● **Stated problem**: Select lines where the word "vEthernet" appears.

● **Record extracts**:

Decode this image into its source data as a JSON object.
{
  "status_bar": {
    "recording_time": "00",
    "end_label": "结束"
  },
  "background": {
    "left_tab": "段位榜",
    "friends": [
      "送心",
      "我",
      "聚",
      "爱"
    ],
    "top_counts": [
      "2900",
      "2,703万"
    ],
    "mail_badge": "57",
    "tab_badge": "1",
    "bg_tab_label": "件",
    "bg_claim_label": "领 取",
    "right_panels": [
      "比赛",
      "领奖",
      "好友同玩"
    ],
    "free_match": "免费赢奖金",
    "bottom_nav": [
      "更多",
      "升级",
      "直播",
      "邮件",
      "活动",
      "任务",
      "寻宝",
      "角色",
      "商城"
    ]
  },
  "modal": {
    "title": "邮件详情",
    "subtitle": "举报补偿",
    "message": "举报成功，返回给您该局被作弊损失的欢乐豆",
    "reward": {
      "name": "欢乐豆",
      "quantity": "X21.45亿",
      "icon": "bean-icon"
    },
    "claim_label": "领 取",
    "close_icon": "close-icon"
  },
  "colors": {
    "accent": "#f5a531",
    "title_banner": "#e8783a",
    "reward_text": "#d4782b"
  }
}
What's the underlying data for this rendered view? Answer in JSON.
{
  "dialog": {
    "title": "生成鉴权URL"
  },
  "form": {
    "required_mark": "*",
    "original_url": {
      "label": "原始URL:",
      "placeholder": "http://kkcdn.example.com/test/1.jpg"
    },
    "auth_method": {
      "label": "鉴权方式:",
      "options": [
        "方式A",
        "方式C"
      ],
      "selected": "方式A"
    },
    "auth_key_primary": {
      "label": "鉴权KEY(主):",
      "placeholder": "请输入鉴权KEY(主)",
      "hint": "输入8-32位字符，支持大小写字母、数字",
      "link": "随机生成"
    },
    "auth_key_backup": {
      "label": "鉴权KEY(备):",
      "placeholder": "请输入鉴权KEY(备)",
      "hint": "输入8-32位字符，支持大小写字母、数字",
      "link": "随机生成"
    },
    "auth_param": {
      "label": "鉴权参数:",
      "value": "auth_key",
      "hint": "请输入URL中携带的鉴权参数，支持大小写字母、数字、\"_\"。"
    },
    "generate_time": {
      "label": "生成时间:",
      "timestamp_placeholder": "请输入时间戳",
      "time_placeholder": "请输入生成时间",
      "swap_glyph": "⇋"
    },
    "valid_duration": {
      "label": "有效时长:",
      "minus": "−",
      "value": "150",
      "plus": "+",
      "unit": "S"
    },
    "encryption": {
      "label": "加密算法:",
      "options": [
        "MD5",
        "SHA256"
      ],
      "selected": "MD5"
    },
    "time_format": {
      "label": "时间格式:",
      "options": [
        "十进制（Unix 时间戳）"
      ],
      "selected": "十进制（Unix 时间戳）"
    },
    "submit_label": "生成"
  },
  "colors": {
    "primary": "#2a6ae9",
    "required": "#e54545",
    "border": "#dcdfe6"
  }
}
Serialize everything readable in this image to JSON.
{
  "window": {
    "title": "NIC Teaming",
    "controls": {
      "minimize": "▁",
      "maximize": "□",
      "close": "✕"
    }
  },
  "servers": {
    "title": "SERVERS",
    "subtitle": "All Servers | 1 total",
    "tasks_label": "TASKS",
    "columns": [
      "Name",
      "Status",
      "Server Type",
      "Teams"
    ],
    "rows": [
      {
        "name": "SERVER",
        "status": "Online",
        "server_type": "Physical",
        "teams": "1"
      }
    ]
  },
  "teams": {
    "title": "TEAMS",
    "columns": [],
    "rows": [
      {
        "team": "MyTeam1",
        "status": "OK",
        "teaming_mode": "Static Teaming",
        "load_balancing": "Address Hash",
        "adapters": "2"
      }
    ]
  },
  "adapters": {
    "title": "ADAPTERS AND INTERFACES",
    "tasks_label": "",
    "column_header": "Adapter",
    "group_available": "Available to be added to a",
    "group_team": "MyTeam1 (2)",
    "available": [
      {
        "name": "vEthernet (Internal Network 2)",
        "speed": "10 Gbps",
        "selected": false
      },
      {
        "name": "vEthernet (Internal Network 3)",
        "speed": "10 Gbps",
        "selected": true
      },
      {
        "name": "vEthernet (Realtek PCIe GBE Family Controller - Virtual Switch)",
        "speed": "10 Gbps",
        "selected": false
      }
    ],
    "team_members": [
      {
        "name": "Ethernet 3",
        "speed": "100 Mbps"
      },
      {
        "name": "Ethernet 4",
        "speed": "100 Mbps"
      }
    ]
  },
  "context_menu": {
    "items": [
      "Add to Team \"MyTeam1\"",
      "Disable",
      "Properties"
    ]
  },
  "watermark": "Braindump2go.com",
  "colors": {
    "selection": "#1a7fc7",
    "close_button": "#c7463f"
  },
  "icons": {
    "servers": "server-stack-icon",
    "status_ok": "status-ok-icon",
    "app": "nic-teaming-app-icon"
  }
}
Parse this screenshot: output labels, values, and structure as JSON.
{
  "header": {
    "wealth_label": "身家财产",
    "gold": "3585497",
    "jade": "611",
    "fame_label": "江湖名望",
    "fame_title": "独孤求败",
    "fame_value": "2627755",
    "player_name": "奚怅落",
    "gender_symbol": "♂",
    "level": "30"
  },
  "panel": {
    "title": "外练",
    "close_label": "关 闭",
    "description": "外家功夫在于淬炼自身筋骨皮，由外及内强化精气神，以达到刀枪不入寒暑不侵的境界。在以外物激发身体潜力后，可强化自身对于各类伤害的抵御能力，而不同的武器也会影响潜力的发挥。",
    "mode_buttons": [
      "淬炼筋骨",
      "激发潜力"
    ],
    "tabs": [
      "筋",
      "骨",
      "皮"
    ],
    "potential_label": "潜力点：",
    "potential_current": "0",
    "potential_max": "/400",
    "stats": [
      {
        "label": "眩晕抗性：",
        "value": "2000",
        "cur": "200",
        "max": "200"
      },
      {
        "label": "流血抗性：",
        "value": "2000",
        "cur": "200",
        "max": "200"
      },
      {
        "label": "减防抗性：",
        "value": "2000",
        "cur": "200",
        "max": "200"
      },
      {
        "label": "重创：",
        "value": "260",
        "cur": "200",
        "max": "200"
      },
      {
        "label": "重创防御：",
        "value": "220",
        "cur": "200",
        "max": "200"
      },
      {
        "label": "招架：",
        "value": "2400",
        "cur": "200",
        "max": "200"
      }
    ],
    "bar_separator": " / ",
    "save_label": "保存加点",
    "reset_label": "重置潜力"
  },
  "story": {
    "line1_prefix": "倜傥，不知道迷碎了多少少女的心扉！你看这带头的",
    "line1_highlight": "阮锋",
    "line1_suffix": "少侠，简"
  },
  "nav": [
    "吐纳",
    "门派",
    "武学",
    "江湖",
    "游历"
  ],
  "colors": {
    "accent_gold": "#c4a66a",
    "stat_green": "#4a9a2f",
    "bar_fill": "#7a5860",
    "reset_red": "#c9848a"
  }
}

● **Exercise output**:
        "name": "vEthernet (Internal Network 2)",
        "name": "vEthernet (Internal Network 3)",
        "name": "vEthernet (Realtek PCIe GBE Family Controller - Virtual Switch)",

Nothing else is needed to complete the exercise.